**TASK GOAL**
Copy the records below line for line, keeping every character, number and punctuation mark unchanged.

**MATERIAL SUPPLIED**
* START *
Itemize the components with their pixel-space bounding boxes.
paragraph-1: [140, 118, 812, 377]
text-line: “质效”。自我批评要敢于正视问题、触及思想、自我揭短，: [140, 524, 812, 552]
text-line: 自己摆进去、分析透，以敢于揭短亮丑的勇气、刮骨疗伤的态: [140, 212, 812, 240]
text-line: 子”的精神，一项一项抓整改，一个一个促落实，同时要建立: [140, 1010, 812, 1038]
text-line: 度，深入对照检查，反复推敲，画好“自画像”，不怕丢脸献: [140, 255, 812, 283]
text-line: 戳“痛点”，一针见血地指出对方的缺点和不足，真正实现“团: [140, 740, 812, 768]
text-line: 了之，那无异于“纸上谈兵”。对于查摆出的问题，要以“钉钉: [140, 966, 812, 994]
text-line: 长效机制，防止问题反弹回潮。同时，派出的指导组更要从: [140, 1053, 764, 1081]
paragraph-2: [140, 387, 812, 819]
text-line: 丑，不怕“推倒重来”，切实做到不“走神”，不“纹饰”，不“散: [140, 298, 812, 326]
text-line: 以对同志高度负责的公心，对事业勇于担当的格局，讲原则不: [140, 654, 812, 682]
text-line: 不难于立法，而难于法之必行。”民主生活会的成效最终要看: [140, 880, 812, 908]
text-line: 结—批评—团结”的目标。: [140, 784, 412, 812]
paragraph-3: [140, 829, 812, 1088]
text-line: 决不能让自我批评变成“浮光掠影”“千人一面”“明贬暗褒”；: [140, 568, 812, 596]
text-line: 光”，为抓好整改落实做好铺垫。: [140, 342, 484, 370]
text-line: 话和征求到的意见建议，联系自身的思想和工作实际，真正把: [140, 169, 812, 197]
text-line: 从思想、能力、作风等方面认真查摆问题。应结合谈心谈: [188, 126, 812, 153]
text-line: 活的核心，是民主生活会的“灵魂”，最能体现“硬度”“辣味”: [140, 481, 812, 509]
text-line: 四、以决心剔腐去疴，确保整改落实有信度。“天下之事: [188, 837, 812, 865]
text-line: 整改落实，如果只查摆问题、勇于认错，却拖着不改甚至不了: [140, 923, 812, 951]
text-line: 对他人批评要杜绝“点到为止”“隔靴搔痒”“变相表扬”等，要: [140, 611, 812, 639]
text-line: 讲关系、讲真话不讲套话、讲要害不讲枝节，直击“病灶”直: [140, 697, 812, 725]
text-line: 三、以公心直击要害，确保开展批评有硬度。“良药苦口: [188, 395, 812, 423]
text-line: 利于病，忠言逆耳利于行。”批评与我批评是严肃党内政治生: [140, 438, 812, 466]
* END *
**THE RESPONSE**
Itemize the components with their pixel-space bounding boxes.
paragraph-1: [140, 118, 812, 377]
text-line: “质效”。自我批评要敢于正视问题、触及思想、自我揭短，: [140, 524, 812, 552]
text-line: 自己摆进去、分析透，以敢于揭短亮丑的勇气、刮骨疗伤的态: [140, 212, 812, 240]
text-line: 子”的精神，一项一项抓整改，一个一个促落实，同时要建立: [140, 1010, 812, 1038]
text-line: 度，深入对照检查，反复推敲，画好“自画像”，不怕丢脸献: [140, 255, 812, 283]
text-line: 戳“痛点”，一针见血地指出对方的缺点和不足，真正实现“团: [140, 740, 812, 768]
text-line: 了之，那无异于“纸上谈兵”。对于查摆出的问题，要以“钉钉: [140, 966, 812, 994]
text-line: 长效机制，防止问题反弹回潮。同时，派出的指导组更要从: [140, 1053, 764, 1081]
paragraph-2: [140, 387, 812, 819]
text-line: 丑，不怕“推倒重来”，切实做到不“走神”，不“纹饰”，不“散: [140, 298, 812, 326]
text-line: 以对同志高度负责的公心，对事业勇于担当的格局，讲原则不: [140, 654, 812, 682]
text-line: 不难于立法，而难于法之必行。”民主生活会的成效最终要看: [140, 880, 812, 908]
text-line: 结—批评—团结”的目标。: [140, 784, 412, 812]
paragraph-3: [140, 829, 812, 1088]
text-line: 决不能让自我批评变成“浮光掠影”“千人一面”“明贬暗褒”；: [140, 568, 812, 596]
text-line: 光”，为抓好整改落实做好铺垫。: [140, 342, 484, 370]
text-line: 话和征求到的意见建议，联系自身的思想和工作实际，真正把: [140, 169, 812, 197]
text-line: 从思想、能力、作风等方面认真查摆问题。应结合谈心谈: [188, 126, 812, 153]
text-line: 活的核心，是民主生活会的“灵魂”，最能体现“硬度”“辣味”: [140, 481, 812, 509]
text-line: 四、以决心剔腐去疴，确保整改落实有信度。“天下之事: [188, 837, 812, 865]
text-line: 整改落实，如果只查摆问题、勇于认错，却拖着不改甚至不了: [140, 923, 812, 951]
text-line: 对他人批评要杜绝“点到为止”“隔靴搔痒”“变相表扬”等，要: [140, 611, 812, 639]
text-line: 讲关系、讲真话不讲套话、讲要害不讲枝节，直击“病灶”直: [140, 697, 812, 725]
text-line: 三、以公心直击要害，确保开展批评有硬度。“良药苦口: [188, 395, 812, 423]
text-line: 利于病，忠言逆耳利于行。”批评与我批评是严肃党内政治生: [140, 438, 812, 466]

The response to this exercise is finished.